PROBLEM |
Of all the lines in the records, how many hold the word "questions"? Answer with the number only.

DATA FOR THE TASK |
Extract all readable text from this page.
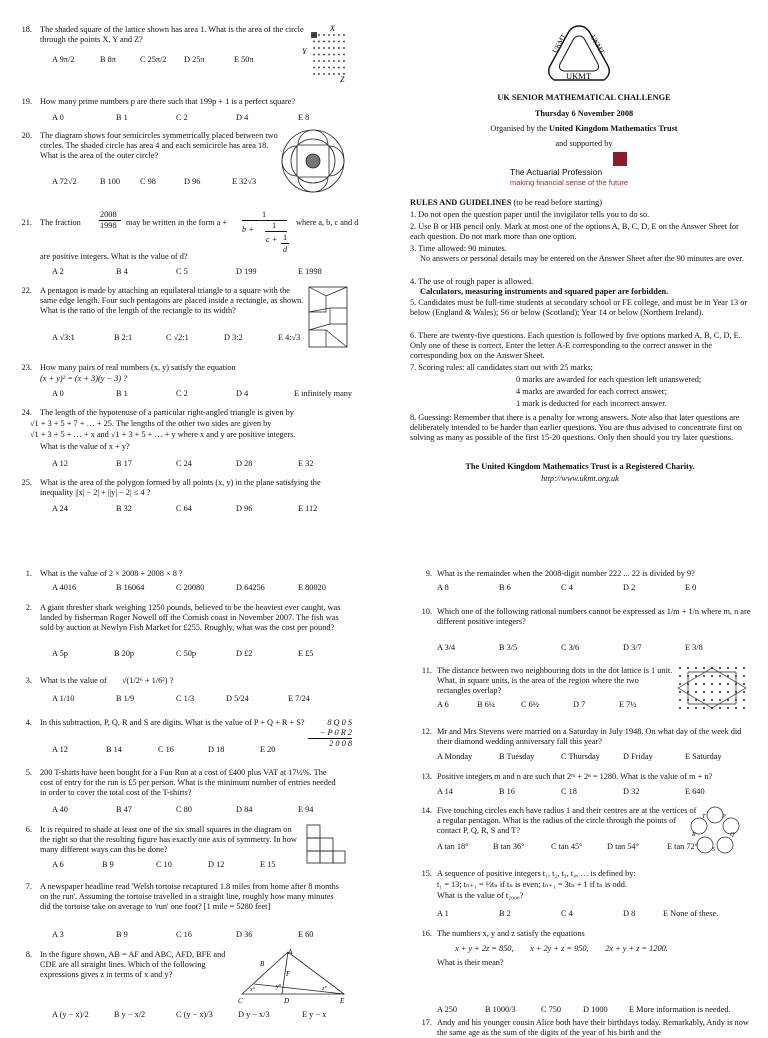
18. The shaded square of the lattice shown has area 1. What is the area of the circle through the points X, Y and Z?
A 9π/2	B 8π	C 25π/2 D 25π	E 50π
X
Y
Z
19. How many prime numbers p are there such that 199p + 1 is a perfect square?
A 0	B 1	C 2	D 4	E 8
20. The diagram shows four semicircles symmetrically placed between two circles. The shaded circle has area 4 and each semicircle has area 18. What is the area of the outer circle?
A 72√2	B 100 C 98	D 96	E 32√3
21. The fraction
2008
1998 may be written in the form a +
1
b + 1
c + 1
d
where a, b, c and d
are positive integers. What is the value of d?
A 2	B 4	C 5	D 199	E 1998
22. A pentagon is made by attaching an equilateral triangle to a square with the same edge length. Four such pentagons are placed inside a rectangle, as shown. What is the ratio of the length of the rectangle to its width?
A √3:1	B 2:1	C √2:1	D 3:2	E 4:√3
23. How many pairs of real numbers (x, y) satisfy the equation
(x + y)² = (x + 3)(y − 3) ?
A 0	B 1	C 2	D 4	E infinitely many
24. The length of the hypotenuse of a particular right-angled triangle is given by
√1 + 3 + 5 + 7 + … + 25. The lengths of the other two sides are given by
√1 + 3 + 5 + … + x and √1 + 3 + 5 + … + y where x and y are positive integers.
What is the value of x + y?
A 12	B 17	C 24	D 28	E 32
25. What is the area of the polygon formed by all points (x, y) in the plane satisfying the inequality ||x| − 2| + ||y| − 2| ≤ 4 ?
A 24	B 32	C 64	D 96	E 112
UKMT	UKMT
UKMT
UK SENIOR MATHEMATICAL CHALLENGE
Thursday 6 November 2008
Organised by the United Kingdom Mathematics Trust
and supported by
The Actuarial Profession
making financial sense of the future
RULES AND GUIDELINES (to be read before starting)
1. Do not open the question paper until the invigilator tells you to do so.
2. Use B or HB pencil only. Mark at most one of the options A, B, C, D, E on the Answer Sheet for each question. Do not mark more than one option.
3. Time allowed: 90 minutes.
No answers or personal details may be entered on the Answer Sheet after the 90 minutes are over.
4. The use of rough paper is allowed.
Calculators, measuring instruments and squared paper are forbidden.
5. Candidates must be full-time students at secondary school or FE college, and must be in Year 13 or below (England & Wales); S6 or below (Scotland); Year 14 or below (Northern Ireland).
6. There are twenty-five questions. Each question is followed by five options marked A, B, C, D, E. Only one of these is correct. Enter the letter A-E corresponding to the correct answer in the corresponding box on the Answer Sheet.
7. Scoring rules: all candidates start out with 25 marks;
0 marks are awarded for each question left unanswered;
4 marks are awarded for each correct answer;
1 mark is deducted for each incorrect answer.
8. Guessing: Remember that there is a penalty for wrong answers. Note also that later questions are deliberately intended to be harder than earlier questions. You are thus advised to concentrate first on solving as many as possible of the first 15-20 questions. Only then should you try later questions.
The United Kingdom Mathematics Trust is a Registered Charity.
http://www.ukmt.org.uk
1. What is the value of 2 × 2008 + 2008 × 8 ?
A 4016	B 16064	C 20080	D 64256	E 80020
2. A giant thresher shark weighing 1250 pounds, believed to be the heaviest ever caught, was landed by fisherman Roger Nowell off the Cornish coast in November 2007. The fish was sold by auction at Newlyn Fish Market for £255. Roughly, what was the cost per pound?
A 5p	B 20p	C 50p	D £2	E £5
3. What is the value of √(1/2⁶ + 1/6²) ?
A 1/10	B 1/9	C 1/3	D 5/24	E 7/24
4. In this subtraction, P, Q, R and S are digits. What is the value of P + Q + R + S?	8 Q 0 S
− P 0 R 2
2 0 0 8
A 12	B 14	C 16	D 18	E 20
5. 200 T-shirts have been bought for a Fun Run at a cost of £400 plus VAT at 17½%. The cost of entry for the run is £5 per person. What is the minimum number of entries needed in order to cover the total cost of the T-shirts?
A 40	B 47	C 80	D 84	E 94
6. It is required to shade at least one of the six small squares in the diagram on the right so that the resulting figure has exactly one axis of symmetry. In how many different ways can this be done?
A 6	B 9	C 10	D 12	E 15
7. A newspaper headline read 'Welsh tortoise recaptured 1.8 miles from home after 8 months on the run'. Assuming the tortoise travelled in a straight line, roughly how many minutes did the tortoise take on average to 'run' one foot? [1 mile = 5280 feet]
A 3	B 9	C 16	D 36	E 60
8. In the figure shown, AB = AF and ABC, AFD, BFE and CDE are all straight lines. Which of the following expressions gives z in terms of x and y?
A
B
F
C	D	E
x°	y°	z°
A (y − x)/2	B y − x/2	C (y − x)/3	D y − x/3	E y − x
9. What is the remainder when the 2008-digit number 222 ... 22 is divided by 9?
A 8	B 6	C 4	D 2	E 0
10. Which one of the following rational numbers cannot be expressed as 1/m + 1/n where m, n are different positive integers?
A 3/4	B 3/5	C 3/6	D 3/7	E 3/8
11. The distance between two neighbouring dots in the dot lattice is 1 unit. What, in square units, is the area of the region where the two rectangles overlap?
A 6	B 6¼	C 6½	D 7	E 7½
12. Mr and Mrs Stevens were married on a Saturday in July 1948. On what day of the week did their diamond wedding anniversary fall this year?
A Monday	B Tuesday	C Thursday	D Friday	E Saturday
13. Positive integers m and n are such that 2ᵐ + 2ⁿ = 1280. What is the value of m + n?
A 14	B 16	C 18	D 32	E 640
14. Five touching circles each have radius 1 and their centres are at the vertices of a regular pentagon. What is the radius of the circle through the points of contact P, Q, R, S and T?
P
Q
R
S
T
A tan 18°	B tan 36°	C tan 45°	D tan 54°	E tan 72°
15. A sequence of positive integers t₁, t₂, t₃, t₄, … is defined by:
t₁ = 13; tₙ₊₁ = ½tₙ if tₙ is even; tₙ₊₁ = 3tₙ + 1 if tₙ is odd.
What is the value of t₂₀₀₈?
A 1	B 2	C 4	D 8	E None of these.
16. The numbers x, y and z satisfy the equations
x + y + 2z = 850,        x + 2y + z = 950,        2x + y + z = 1200.
What is their mean?
A 250	B 1000/3	C 750	D 1000	E More information is needed.
17. Andy and his younger cousin Alice both have their birthdays today. Remarkably, Andy is now the same age as the sum of the digits of the year of his birth and the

SOLUTION FOR THIS PROBLEM |
2